## [Aim]
Copy the lines below without changing a single character.

## [Input material]
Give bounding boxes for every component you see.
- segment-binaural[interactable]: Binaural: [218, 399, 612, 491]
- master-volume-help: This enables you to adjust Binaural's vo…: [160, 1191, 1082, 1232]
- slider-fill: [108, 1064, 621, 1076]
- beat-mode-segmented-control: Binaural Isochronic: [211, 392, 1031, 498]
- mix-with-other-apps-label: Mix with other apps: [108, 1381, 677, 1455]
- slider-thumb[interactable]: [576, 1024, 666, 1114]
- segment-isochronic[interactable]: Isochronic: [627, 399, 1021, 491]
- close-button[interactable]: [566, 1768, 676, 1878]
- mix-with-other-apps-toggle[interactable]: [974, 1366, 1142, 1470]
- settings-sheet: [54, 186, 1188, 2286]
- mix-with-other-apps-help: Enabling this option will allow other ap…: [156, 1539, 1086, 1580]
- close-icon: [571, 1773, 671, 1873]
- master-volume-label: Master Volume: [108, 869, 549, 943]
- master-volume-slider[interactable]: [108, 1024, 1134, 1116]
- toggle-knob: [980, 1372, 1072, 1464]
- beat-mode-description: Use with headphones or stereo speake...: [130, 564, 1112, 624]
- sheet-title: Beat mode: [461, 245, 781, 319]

## [Result]
Give bounding boxes for every component you see.
- segment-binaural[interactable]: Binaural: [218, 399, 612, 491]
- master-volume-help: This enables you to adjust Binaural's vo…: [160, 1191, 1082, 1232]
- slider-fill: [108, 1064, 621, 1076]
- beat-mode-segmented-control: Binaural Isochronic: [211, 392, 1031, 498]
- mix-with-other-apps-label: Mix with other apps: [108, 1381, 677, 1455]
- slider-thumb[interactable]: [576, 1024, 666, 1114]
- segment-isochronic[interactable]: Isochronic: [627, 399, 1021, 491]
- close-button[interactable]: [566, 1768, 676, 1878]
- mix-with-other-apps-toggle[interactable]: [974, 1366, 1142, 1470]
- settings-sheet: [54, 186, 1188, 2286]
- mix-with-other-apps-help: Enabling this option will allow other ap…: [156, 1539, 1086, 1580]
- close-icon: [571, 1773, 671, 1873]
- master-volume-label: Master Volume: [108, 869, 549, 943]
- master-volume-slider[interactable]: [108, 1024, 1134, 1116]
- toggle-knob: [980, 1372, 1072, 1464]
- beat-mode-description: Use with headphones or stereo speake...: [130, 564, 1112, 624]
- sheet-title: Beat mode: [461, 245, 781, 319]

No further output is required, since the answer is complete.